▶ **To be done**: In the material below, find every line with "JSON" and pull it out.

▶ **Supplied material**:
◇ ◇ ◇ ◇ ◇ ◇ ◇

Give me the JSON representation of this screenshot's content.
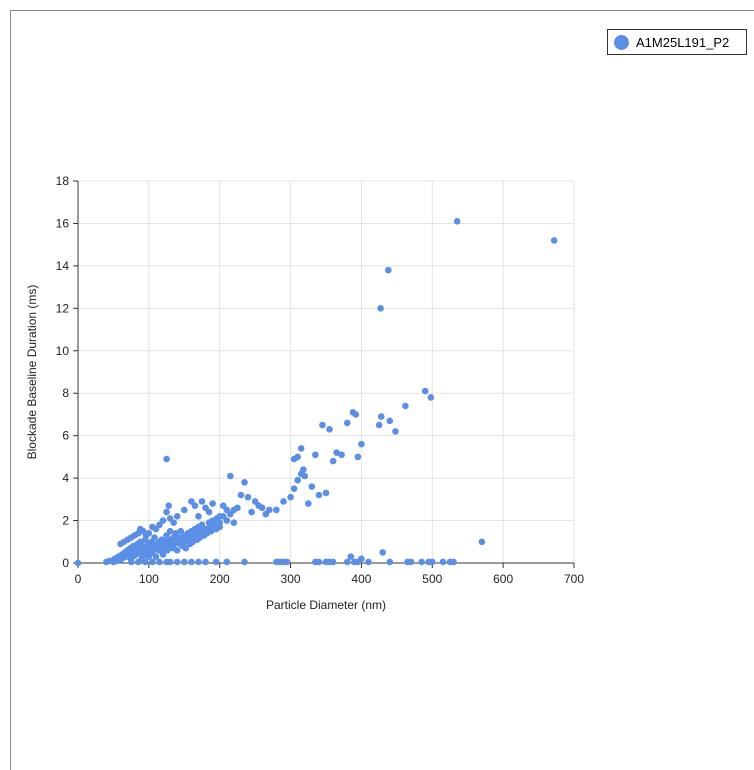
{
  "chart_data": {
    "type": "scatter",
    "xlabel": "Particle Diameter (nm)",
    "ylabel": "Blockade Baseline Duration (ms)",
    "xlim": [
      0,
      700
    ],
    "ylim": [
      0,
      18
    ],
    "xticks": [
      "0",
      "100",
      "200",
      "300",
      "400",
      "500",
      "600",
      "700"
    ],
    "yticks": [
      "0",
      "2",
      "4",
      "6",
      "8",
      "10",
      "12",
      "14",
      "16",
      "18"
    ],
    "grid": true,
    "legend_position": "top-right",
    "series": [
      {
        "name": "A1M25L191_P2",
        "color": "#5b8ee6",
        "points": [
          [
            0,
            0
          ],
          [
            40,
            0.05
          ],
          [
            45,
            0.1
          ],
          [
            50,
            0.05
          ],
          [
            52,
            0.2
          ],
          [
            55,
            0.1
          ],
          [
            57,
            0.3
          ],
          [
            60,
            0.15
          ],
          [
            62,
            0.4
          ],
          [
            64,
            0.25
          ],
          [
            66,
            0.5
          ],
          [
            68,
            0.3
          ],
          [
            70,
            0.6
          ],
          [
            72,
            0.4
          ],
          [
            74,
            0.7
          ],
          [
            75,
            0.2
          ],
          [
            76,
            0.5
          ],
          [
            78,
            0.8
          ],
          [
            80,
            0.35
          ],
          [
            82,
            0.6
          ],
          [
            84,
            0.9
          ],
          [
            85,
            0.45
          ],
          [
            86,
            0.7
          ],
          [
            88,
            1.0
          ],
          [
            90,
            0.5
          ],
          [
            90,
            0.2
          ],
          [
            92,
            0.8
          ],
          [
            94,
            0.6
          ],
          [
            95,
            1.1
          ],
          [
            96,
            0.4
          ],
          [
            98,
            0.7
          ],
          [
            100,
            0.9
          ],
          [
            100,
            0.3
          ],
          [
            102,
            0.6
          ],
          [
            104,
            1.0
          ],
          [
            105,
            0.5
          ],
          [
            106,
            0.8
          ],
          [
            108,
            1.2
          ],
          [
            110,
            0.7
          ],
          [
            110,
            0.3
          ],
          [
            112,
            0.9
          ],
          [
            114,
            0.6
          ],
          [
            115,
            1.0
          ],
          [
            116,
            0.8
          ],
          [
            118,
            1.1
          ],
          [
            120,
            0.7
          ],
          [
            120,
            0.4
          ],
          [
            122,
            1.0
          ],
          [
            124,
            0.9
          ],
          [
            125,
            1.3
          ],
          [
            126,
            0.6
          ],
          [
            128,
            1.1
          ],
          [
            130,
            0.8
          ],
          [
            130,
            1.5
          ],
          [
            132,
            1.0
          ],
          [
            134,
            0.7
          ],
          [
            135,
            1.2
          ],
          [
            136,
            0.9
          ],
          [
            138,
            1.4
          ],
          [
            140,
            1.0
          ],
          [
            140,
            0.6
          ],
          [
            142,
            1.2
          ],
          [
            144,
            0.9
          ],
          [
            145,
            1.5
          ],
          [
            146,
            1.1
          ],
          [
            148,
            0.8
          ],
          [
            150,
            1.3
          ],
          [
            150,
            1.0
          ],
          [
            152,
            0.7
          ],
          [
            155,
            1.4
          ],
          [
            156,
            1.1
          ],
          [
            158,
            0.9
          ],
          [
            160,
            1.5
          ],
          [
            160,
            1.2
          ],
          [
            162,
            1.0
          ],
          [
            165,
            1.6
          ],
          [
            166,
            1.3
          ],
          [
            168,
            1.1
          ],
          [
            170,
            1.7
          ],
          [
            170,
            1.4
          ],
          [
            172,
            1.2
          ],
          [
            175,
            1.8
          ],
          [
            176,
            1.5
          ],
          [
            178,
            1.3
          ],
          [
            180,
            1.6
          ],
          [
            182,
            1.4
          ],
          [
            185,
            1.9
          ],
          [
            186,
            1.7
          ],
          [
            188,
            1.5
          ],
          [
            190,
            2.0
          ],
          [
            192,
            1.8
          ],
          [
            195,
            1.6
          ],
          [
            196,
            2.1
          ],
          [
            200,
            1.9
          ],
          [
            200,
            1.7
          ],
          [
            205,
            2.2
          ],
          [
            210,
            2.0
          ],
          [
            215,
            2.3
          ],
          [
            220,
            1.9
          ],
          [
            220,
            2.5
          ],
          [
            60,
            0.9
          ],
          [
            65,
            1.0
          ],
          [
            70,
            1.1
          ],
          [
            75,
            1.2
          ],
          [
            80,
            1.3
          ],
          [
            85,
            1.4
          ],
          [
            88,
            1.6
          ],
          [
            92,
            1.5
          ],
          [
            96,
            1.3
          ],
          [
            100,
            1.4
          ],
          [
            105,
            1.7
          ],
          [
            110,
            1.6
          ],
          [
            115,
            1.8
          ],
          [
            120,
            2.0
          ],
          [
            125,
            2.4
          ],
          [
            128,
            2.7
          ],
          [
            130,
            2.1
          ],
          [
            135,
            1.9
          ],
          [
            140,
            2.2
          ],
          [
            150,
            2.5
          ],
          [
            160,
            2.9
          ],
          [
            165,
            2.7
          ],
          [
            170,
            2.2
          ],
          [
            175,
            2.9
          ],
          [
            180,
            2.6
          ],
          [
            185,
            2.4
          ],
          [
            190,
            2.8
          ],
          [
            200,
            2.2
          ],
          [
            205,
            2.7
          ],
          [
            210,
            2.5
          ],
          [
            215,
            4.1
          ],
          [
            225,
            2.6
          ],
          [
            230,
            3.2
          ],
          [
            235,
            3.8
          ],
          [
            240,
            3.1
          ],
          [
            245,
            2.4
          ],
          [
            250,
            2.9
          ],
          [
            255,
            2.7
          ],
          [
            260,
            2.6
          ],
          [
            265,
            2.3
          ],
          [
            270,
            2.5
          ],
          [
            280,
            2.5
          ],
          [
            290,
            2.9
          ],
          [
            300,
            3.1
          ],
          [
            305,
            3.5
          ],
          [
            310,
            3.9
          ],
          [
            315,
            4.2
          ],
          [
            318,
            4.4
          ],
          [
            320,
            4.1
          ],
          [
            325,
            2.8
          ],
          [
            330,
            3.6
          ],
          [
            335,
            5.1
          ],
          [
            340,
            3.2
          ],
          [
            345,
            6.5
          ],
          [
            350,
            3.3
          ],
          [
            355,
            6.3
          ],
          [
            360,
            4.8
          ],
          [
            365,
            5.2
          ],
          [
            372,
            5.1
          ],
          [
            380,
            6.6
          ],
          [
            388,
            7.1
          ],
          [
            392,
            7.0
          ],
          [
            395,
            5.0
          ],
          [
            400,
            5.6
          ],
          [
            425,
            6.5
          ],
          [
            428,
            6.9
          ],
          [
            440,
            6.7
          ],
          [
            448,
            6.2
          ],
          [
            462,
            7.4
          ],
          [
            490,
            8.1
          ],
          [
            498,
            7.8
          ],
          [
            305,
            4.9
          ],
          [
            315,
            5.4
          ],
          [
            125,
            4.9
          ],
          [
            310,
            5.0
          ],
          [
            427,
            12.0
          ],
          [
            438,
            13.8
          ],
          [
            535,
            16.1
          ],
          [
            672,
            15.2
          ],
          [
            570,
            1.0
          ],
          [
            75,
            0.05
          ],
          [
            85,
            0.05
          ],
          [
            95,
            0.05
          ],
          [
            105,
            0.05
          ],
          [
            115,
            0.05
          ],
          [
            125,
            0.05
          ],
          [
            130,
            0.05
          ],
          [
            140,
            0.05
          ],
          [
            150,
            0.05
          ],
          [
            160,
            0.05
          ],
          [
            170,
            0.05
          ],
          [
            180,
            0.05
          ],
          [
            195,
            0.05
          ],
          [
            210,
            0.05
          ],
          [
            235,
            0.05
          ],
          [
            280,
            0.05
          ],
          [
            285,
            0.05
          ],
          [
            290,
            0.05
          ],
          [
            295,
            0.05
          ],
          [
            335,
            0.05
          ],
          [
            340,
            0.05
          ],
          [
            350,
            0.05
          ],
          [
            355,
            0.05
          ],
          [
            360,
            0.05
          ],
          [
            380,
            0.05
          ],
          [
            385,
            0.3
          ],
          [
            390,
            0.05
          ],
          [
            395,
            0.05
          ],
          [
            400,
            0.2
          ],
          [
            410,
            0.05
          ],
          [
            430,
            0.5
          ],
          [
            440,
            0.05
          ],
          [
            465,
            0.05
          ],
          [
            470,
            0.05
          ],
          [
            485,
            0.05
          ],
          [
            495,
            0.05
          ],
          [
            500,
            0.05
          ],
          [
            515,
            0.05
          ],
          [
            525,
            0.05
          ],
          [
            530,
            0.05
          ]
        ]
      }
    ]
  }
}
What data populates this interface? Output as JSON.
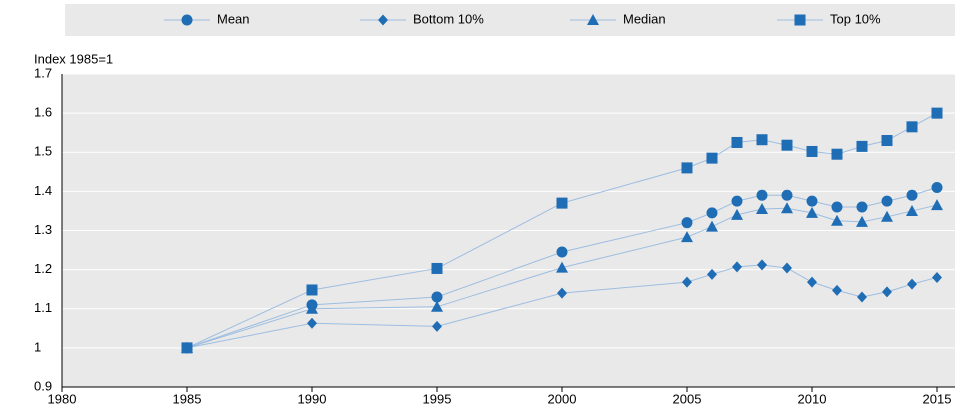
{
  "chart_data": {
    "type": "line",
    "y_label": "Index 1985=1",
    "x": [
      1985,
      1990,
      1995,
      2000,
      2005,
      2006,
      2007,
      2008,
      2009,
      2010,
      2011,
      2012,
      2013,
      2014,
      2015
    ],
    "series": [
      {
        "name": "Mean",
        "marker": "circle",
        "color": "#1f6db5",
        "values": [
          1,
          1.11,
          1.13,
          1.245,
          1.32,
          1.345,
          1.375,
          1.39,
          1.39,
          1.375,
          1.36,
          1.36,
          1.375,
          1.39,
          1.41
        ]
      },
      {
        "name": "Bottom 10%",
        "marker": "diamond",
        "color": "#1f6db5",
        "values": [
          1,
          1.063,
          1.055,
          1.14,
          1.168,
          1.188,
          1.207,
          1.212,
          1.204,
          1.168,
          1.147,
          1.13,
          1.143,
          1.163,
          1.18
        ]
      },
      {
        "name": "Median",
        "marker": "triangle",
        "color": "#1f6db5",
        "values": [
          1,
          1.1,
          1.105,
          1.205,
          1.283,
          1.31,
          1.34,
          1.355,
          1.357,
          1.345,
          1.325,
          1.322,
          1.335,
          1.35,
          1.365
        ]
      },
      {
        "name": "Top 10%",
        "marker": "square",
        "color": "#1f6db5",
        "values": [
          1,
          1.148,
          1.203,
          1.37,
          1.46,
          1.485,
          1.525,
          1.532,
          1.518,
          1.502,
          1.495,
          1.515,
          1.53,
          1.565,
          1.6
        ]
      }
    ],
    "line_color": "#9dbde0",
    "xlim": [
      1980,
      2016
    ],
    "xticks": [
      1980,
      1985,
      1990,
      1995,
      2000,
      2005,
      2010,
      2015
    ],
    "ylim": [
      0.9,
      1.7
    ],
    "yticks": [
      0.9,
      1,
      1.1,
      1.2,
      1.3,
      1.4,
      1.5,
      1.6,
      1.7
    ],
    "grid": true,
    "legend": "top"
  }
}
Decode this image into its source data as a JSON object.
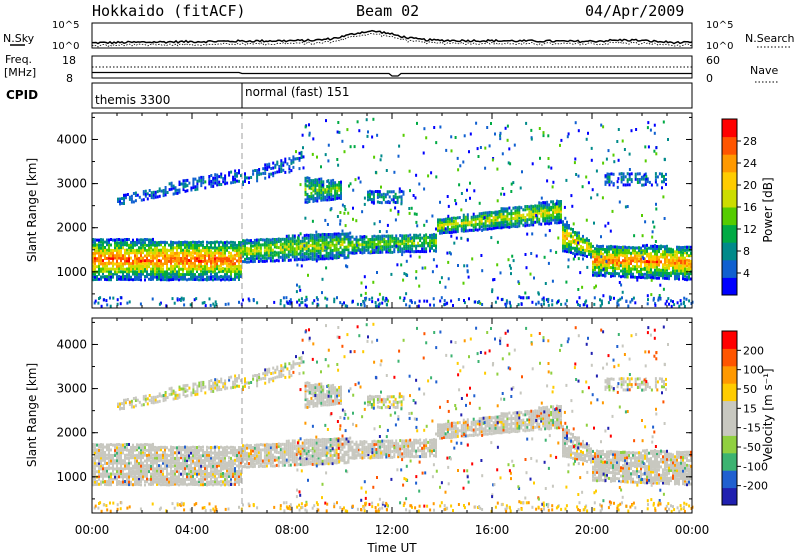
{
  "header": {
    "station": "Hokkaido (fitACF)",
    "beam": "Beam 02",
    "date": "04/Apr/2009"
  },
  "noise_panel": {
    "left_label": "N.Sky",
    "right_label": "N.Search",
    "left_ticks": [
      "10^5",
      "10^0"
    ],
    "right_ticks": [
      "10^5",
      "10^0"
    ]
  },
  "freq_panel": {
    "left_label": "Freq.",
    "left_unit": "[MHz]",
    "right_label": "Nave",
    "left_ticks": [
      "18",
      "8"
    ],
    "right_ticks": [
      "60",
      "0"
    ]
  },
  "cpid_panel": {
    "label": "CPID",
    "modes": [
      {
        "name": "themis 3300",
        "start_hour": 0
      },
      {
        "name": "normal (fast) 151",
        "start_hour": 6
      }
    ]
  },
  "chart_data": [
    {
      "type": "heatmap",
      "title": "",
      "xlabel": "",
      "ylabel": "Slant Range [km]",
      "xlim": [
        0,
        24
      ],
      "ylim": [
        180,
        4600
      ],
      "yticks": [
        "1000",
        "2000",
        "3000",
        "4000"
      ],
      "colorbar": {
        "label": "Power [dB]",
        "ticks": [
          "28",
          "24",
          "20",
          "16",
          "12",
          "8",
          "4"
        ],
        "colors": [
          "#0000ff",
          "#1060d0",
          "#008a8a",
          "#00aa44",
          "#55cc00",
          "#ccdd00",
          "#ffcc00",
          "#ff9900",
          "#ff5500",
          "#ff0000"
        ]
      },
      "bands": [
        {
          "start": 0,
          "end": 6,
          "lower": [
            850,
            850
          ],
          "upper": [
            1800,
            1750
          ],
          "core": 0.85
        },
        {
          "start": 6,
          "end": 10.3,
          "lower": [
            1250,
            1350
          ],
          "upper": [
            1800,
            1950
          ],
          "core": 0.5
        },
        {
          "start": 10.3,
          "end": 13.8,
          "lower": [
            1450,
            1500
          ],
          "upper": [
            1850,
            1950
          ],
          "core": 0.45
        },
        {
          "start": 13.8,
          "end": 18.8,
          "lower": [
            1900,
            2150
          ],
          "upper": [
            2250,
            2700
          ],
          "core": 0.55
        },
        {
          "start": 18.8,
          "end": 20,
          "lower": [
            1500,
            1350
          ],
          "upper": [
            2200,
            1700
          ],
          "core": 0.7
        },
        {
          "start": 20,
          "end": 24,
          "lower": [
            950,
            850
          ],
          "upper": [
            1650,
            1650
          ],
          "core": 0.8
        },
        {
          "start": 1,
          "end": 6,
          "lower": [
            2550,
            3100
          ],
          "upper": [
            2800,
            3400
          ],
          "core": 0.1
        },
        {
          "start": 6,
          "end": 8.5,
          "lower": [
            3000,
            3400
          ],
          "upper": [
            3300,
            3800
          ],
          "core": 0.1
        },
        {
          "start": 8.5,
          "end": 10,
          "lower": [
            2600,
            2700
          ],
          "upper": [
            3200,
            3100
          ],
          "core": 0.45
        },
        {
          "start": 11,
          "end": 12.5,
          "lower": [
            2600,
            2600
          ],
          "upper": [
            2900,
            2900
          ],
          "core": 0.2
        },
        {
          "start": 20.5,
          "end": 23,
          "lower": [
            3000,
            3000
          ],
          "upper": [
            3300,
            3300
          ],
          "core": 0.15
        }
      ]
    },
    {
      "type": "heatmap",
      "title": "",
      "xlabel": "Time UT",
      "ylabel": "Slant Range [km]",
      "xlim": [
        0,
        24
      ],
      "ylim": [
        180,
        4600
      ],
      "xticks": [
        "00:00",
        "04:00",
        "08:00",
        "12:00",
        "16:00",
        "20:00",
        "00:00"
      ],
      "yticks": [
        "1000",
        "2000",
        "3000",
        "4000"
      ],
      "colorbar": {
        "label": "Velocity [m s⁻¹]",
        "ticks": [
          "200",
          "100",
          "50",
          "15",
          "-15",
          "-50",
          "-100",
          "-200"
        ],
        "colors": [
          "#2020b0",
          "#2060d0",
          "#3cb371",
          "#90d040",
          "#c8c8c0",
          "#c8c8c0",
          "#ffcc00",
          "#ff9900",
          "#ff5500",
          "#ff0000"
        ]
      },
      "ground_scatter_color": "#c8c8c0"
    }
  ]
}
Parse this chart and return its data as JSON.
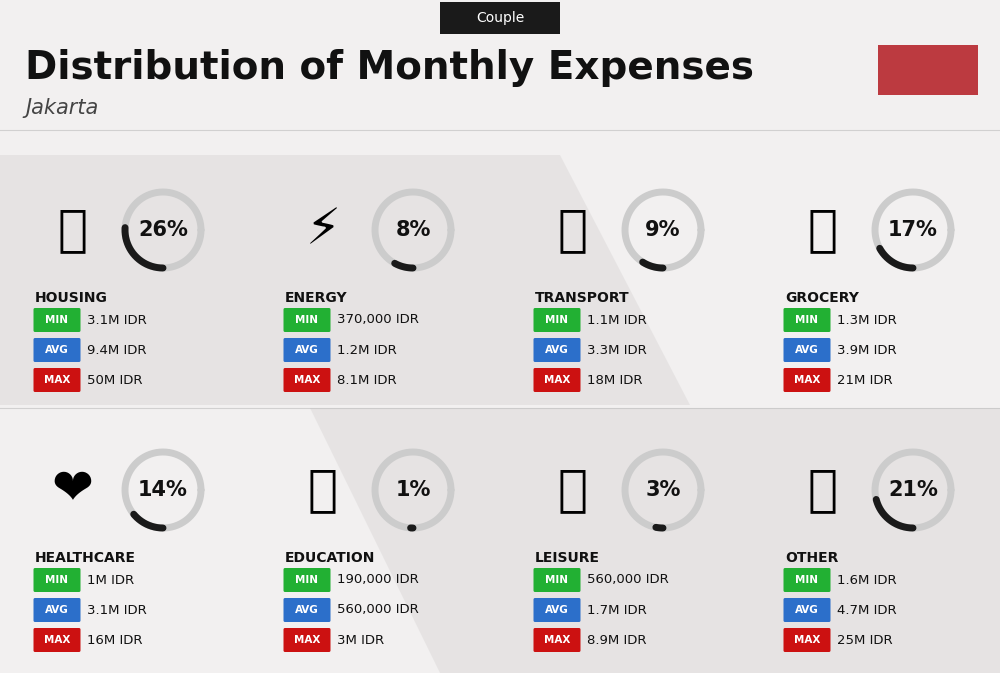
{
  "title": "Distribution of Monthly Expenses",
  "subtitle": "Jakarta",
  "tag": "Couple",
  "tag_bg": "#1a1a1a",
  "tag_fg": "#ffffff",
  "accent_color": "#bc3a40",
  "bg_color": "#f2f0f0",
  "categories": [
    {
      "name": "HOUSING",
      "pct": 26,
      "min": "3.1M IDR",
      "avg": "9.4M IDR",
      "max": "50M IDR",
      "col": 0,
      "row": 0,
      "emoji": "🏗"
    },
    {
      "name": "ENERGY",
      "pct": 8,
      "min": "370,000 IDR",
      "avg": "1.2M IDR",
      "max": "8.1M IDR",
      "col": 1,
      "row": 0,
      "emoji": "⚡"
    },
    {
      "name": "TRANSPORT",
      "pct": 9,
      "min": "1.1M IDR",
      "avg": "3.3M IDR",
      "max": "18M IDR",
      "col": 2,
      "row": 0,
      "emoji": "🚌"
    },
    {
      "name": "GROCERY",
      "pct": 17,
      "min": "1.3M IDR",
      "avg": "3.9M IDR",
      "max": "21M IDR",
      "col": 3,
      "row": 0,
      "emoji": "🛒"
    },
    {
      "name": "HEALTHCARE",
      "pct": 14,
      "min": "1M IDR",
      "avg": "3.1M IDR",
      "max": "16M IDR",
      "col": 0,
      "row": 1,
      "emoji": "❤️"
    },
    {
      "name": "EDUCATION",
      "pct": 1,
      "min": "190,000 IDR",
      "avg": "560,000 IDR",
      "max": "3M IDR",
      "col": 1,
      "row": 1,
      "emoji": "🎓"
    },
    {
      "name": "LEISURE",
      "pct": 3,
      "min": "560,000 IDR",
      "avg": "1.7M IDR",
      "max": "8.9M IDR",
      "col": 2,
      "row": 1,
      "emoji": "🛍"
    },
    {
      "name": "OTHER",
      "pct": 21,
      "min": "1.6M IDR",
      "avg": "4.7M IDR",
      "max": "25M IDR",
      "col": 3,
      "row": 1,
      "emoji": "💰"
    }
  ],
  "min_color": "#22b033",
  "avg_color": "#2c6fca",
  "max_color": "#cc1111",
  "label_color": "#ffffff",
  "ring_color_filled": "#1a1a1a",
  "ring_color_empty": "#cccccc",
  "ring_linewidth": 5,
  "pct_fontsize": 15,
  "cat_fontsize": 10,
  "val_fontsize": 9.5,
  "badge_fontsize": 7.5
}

◇ ◇ ◇ ◇ ◇ ◇ ◇

▶ **Correct output**:
Give me the JSON representation of this screenshot's content.
What data populates this interface? Output as JSON.
Decode this image into its source data as a JSON object.
Parse this chart and return its data as JSON.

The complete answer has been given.